*Saved entries:*
+===+

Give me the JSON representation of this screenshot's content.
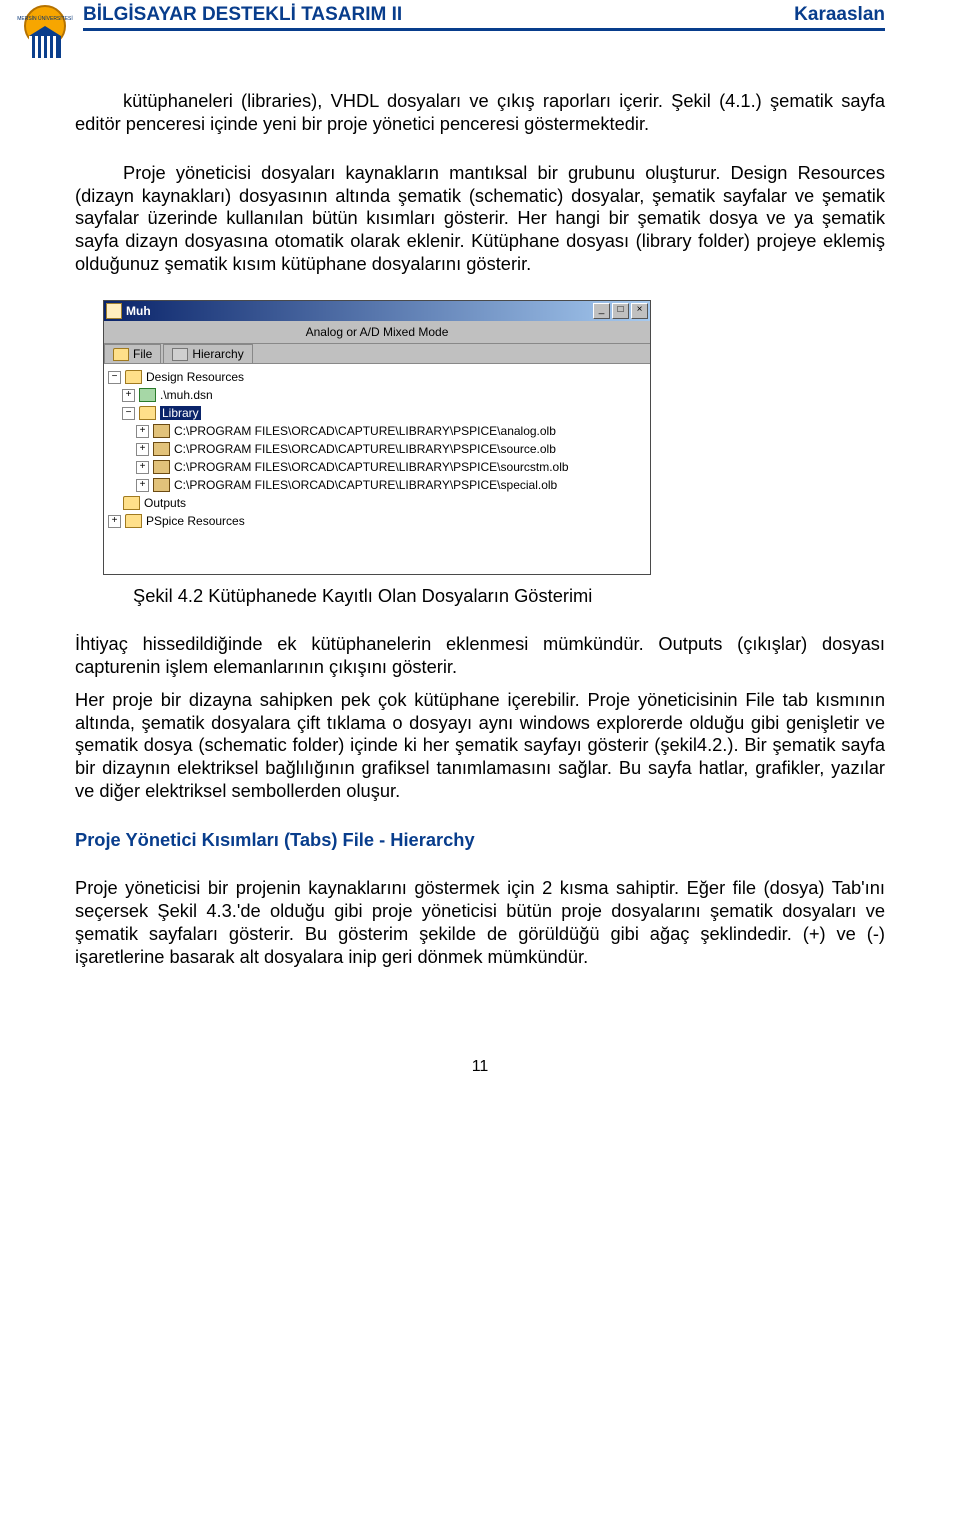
{
  "header": {
    "title": "BİLGİSAYAR DESTEKLİ TASARIM II",
    "author": "Karaaslan"
  },
  "para1": "kütüphaneleri (libraries), VHDL dosyaları ve çıkış raporları içerir. Şekil (4.1.) şematik sayfa editör penceresi içinde yeni bir proje yönetici penceresi göstermektedir.",
  "para2": "Proje yöneticisi dosyaları kaynakların mantıksal bir grubunu oluşturur. Design Resources (dizayn kaynakları) dosyasının altında şematik (schematic) dosyalar, şematik sayfalar ve şematik sayfalar üzerinde kullanılan bütün kısımları gösterir. Her hangi bir şematik dosya ve ya şematik sayfa dizayn dosyasına otomatik olarak eklenir. Kütüphane dosyası (library folder) projeye eklemiş olduğunuz şematik kısım kütüphane dosyalarını gösterir.",
  "figure": {
    "caption": "Şekil 4.2  Kütüphanede Kayıtlı Olan Dosyaların Gösterimi",
    "window": {
      "title": "Muh",
      "mode": "Analog or A/D Mixed Mode",
      "tabs": {
        "file": "File",
        "hierarchy": "Hierarchy"
      },
      "tree": {
        "root": "Design Resources",
        "dsn": ".\\muh.dsn",
        "library_label": "Library",
        "libs": [
          "C:\\PROGRAM FILES\\ORCAD\\CAPTURE\\LIBRARY\\PSPICE\\analog.olb",
          "C:\\PROGRAM FILES\\ORCAD\\CAPTURE\\LIBRARY\\PSPICE\\source.olb",
          "C:\\PROGRAM FILES\\ORCAD\\CAPTURE\\LIBRARY\\PSPICE\\sourcstm.olb",
          "C:\\PROGRAM FILES\\ORCAD\\CAPTURE\\LIBRARY\\PSPICE\\special.olb"
        ],
        "outputs": "Outputs",
        "pspice": "PSpice Resources"
      }
    }
  },
  "para3": "İhtiyaç hissedildiğinde ek kütüphanelerin eklenmesi mümkündür. Outputs (çıkışlar) dosyası capturenin işlem elemanlarının  çıkışını gösterir.",
  "para4": "Her  proje bir dizayna sahipken pek çok kütüphane içerebilir. Proje yöneticisinin File tab kısmının altında, şematik dosyalara çift tıklama o dosyayı aynı windows explorerde olduğu gibi genişletir ve şematik dosya (schematic folder) içinde ki her şematik sayfayı gösterir (şekil4.2.). Bir şematik sayfa bir dizaynın elektriksel bağlılığının grafiksel tanımlamasını sağlar. Bu sayfa hatlar, grafikler, yazılar ve diğer elektriksel sembollerden oluşur.",
  "section_heading": "Proje Yönetici Kısımları (Tabs) File - Hierarchy",
  "para5": "Proje yöneticisi bir projenin kaynaklarını göstermek için 2 kısma sahiptir. Eğer file (dosya) Tab'ını seçersek Şekil 4.3.'de olduğu gibi proje yöneticisi bütün proje dosyalarını şematik dosyaları ve şematik sayfaları gösterir. Bu gösterim şekilde de görüldüğü gibi ağaç şeklindedir. (+) ve (-) işaretlerine basarak alt dosyalara inip geri dönmek mümkündür.",
  "page_number": "11"
}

+===+

*Written exercise:* State only the number of lines in these entries that contain "title".

*Result for this task:* 2